_Exercise details:_ Reproduce all records exactly.

Records about charts and figures
+++

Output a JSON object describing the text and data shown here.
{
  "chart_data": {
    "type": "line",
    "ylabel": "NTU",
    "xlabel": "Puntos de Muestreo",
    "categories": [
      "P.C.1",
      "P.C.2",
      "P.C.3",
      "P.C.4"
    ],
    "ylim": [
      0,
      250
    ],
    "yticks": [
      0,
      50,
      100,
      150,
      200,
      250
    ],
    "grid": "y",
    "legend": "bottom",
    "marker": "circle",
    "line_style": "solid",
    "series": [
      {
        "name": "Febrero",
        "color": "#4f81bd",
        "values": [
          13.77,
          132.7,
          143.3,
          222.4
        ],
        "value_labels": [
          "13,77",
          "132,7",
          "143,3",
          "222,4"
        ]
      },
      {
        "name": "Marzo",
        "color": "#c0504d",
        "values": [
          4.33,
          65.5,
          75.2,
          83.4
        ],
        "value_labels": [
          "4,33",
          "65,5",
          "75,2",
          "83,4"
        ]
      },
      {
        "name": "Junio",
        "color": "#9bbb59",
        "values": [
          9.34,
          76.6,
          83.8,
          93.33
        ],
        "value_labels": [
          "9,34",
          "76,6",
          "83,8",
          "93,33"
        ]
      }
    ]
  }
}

+++

_Written answer:_
Output a JSON object describing the text and data shown here.
{
  "chart_data": {
    "type": "line",
    "ylabel": "NTU",
    "xlabel": "Puntos de Muestreo",
    "categories": [
      "P.C.1",
      "P.C.2",
      "P.C.3",
      "P.C.4"
    ],
    "ylim": [
      0,
      250
    ],
    "yticks": [
      0,
      50,
      100,
      150,
      200,
      250
    ],
    "grid": "y",
    "legend": "bottom",
    "marker": "circle",
    "line_style": "solid",
    "series": [
      {
        "name": "Febrero",
        "color": "#4f81bd",
        "values": [
          13.77,
          132.7,
          143.3,
          222.4
        ],
        "value_labels": [
          "13,77",
          "132,7",
          "143,3",
          "222,4"
        ]
      },
      {
        "name": "Marzo",
        "color": "#c0504d",
        "values": [
          4.33,
          65.5,
          75.2,
          83.4
        ],
        "value_labels": [
          "4,33",
          "65,5",
          "75,2",
          "83,4"
        ]
      },
      {
        "name": "Junio",
        "color": "#9bbb59",
        "values": [
          9.34,
          76.6,
          83.8,
          93.33
        ],
        "value_labels": [
          "9,34",
          "76,6",
          "83,8",
          "93,33"
        ]
      }
    ]
  }
}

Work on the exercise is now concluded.